>> BEGIN Data to use

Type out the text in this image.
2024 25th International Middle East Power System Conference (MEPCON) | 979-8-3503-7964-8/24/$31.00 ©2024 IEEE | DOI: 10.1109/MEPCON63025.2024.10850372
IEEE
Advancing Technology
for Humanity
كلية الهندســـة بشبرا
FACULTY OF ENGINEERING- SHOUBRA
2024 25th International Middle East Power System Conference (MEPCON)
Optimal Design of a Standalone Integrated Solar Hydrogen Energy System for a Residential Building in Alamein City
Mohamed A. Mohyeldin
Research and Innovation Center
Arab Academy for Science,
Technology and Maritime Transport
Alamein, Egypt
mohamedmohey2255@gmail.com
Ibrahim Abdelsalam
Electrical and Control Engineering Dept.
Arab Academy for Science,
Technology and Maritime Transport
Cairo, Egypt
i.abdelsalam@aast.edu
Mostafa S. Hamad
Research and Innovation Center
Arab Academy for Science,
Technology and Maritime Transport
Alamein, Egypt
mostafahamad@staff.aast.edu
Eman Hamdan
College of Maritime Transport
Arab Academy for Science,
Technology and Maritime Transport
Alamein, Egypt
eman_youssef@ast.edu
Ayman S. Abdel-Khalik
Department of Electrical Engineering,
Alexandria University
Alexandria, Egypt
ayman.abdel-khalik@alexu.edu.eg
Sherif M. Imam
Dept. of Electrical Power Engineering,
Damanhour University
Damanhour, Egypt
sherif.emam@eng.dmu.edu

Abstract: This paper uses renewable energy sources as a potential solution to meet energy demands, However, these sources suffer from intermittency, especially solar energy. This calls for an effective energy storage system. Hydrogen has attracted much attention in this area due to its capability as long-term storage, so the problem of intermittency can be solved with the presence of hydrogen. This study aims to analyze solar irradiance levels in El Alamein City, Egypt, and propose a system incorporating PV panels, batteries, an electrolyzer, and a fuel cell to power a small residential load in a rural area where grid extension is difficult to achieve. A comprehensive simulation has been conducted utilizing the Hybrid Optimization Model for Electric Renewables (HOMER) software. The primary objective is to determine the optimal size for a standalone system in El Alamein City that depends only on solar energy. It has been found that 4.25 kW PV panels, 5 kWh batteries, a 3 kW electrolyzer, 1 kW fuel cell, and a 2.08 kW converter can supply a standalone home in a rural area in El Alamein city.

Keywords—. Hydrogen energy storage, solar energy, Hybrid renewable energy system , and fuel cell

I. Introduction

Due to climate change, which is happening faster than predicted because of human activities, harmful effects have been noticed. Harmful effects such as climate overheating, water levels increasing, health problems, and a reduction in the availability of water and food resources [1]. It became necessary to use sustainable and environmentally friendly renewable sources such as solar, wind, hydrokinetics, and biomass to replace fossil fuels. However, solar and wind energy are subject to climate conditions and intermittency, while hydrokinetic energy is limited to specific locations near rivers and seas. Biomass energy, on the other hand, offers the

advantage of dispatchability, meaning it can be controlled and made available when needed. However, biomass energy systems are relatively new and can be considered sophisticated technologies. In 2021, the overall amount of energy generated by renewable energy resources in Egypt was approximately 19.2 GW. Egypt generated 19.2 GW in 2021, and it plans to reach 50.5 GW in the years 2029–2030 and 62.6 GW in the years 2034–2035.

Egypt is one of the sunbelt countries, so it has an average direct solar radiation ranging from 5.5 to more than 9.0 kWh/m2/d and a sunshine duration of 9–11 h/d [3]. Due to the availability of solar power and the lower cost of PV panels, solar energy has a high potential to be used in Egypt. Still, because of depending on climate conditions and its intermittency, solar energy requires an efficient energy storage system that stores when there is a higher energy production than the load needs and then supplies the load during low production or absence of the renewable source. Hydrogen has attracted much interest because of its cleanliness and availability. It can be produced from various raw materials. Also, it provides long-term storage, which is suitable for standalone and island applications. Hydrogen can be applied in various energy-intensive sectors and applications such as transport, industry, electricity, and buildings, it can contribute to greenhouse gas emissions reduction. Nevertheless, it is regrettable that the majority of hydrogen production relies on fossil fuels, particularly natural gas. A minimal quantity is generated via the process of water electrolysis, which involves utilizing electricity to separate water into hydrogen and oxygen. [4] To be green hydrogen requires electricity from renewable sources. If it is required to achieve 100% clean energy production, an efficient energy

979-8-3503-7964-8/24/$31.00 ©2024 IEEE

>> END Data to use

:: Objective ::
Give all the entries again exactly; leave none out.

:: Written response ::
Type out the text in this image.
2024 25th International Middle East Power System Conference (MEPCON) | 979-8-3503-7964-8/24/$31.00 ©2024 IEEE | DOI: 10.1109/MEPCON63025.2024.10850372
IEEE
Advancing Technology
for Humanity
كلية الهندســـة بشبرا
FACULTY OF ENGINEERING- SHOUBRA
2024 25th International Middle East Power System Conference (MEPCON)
Optimal Design of a Standalone Integrated Solar Hydrogen Energy System for a Residential Building in Alamein City
Mohamed A. Mohyeldin
Research and Innovation Center
Arab Academy for Science,
Technology and Maritime Transport
Alamein, Egypt
mohamedmohey2255@gmail.com
Ibrahim Abdelsalam
Electrical and Control Engineering Dept.
Arab Academy for Science,
Technology and Maritime Transport
Cairo, Egypt
i.abdelsalam@aast.edu
Mostafa S. Hamad
Research and Innovation Center
Arab Academy for Science,
Technology and Maritime Transport
Alamein, Egypt
mostafahamad@staff.aast.edu
Eman Hamdan
College of Maritime Transport
Arab Academy for Science,
Technology and Maritime Transport
Alamein, Egypt
eman_youssef@ast.edu
Ayman S. Abdel-Khalik
Department of Electrical Engineering,
Alexandria University
Alexandria, Egypt
ayman.abdel-khalik@alexu.edu.eg
Sherif M. Imam
Dept. of Electrical Power Engineering,
Damanhour University
Damanhour, Egypt
sherif.emam@eng.dmu.edu

Abstract: This paper uses renewable energy sources as a potential solution to meet energy demands, However, these sources suffer from intermittency, especially solar energy. This calls for an effective energy storage system. Hydrogen has attracted much attention in this area due to its capability as long-term storage, so the problem of intermittency can be solved with the presence of hydrogen. This study aims to analyze solar irradiance levels in El Alamein City, Egypt, and propose a system incorporating PV panels, batteries, an electrolyzer, and a fuel cell to power a small residential load in a rural area where grid extension is difficult to achieve. A comprehensive simulation has been conducted utilizing the Hybrid Optimization Model for Electric Renewables (HOMER) software. The primary objective is to determine the optimal size for a standalone system in El Alamein City that depends only on solar energy. It has been found that 4.25 kW PV panels, 5 kWh batteries, a 3 kW electrolyzer, 1 kW fuel cell, and a 2.08 kW converter can supply a standalone home in a rural area in El Alamein city.

Keywords—. Hydrogen energy storage, solar energy, Hybrid renewable energy system , and fuel cell

I. Introduction

Due to climate change, which is happening faster than predicted because of human activities, harmful effects have been noticed. Harmful effects such as climate overheating, water levels increasing, health problems, and a reduction in the availability of water and food resources [1]. It became necessary to use sustainable and environmentally friendly renewable sources such as solar, wind, hydrokinetics, and biomass to replace fossil fuels. However, solar and wind energy are subject to climate conditions and intermittency, while hydrokinetic energy is limited to specific locations near rivers and seas. Biomass energy, on the other hand, offers the

advantage of dispatchability, meaning it can be controlled and made available when needed. However, biomass energy systems are relatively new and can be considered sophisticated technologies. In 2021, the overall amount of energy generated by renewable energy resources in Egypt was approximately 19.2 GW. Egypt generated 19.2 GW in 2021, and it plans to reach 50.5 GW in the years 2029–2030 and 62.6 GW in the years 2034–2035.

Egypt is one of the sunbelt countries, so it has an average direct solar radiation ranging from 5.5 to more than 9.0 kWh/m2/d and a sunshine duration of 9–11 h/d [3]. Due to the availability of solar power and the lower cost of PV panels, solar energy has a high potential to be used in Egypt. Still, because of depending on climate conditions and its intermittency, solar energy requires an efficient energy storage system that stores when there is a higher energy production than the load needs and then supplies the load during low production or absence of the renewable source. Hydrogen has attracted much interest because of its cleanliness and availability. It can be produced from various raw materials. Also, it provides long-term storage, which is suitable for standalone and island applications. Hydrogen can be applied in various energy-intensive sectors and applications such as transport, industry, electricity, and buildings, it can contribute to greenhouse gas emissions reduction. Nevertheless, it is regrettable that the majority of hydrogen production relies on fossil fuels, particularly natural gas. A minimal quantity is generated via the process of water electrolysis, which involves utilizing electricity to separate water into hydrogen and oxygen. [4] To be green hydrogen requires electricity from renewable sources. If it is required to achieve 100% clean energy production, an efficient energy

979-8-3503-7964-8/24/$31.00 ©2024 IEEE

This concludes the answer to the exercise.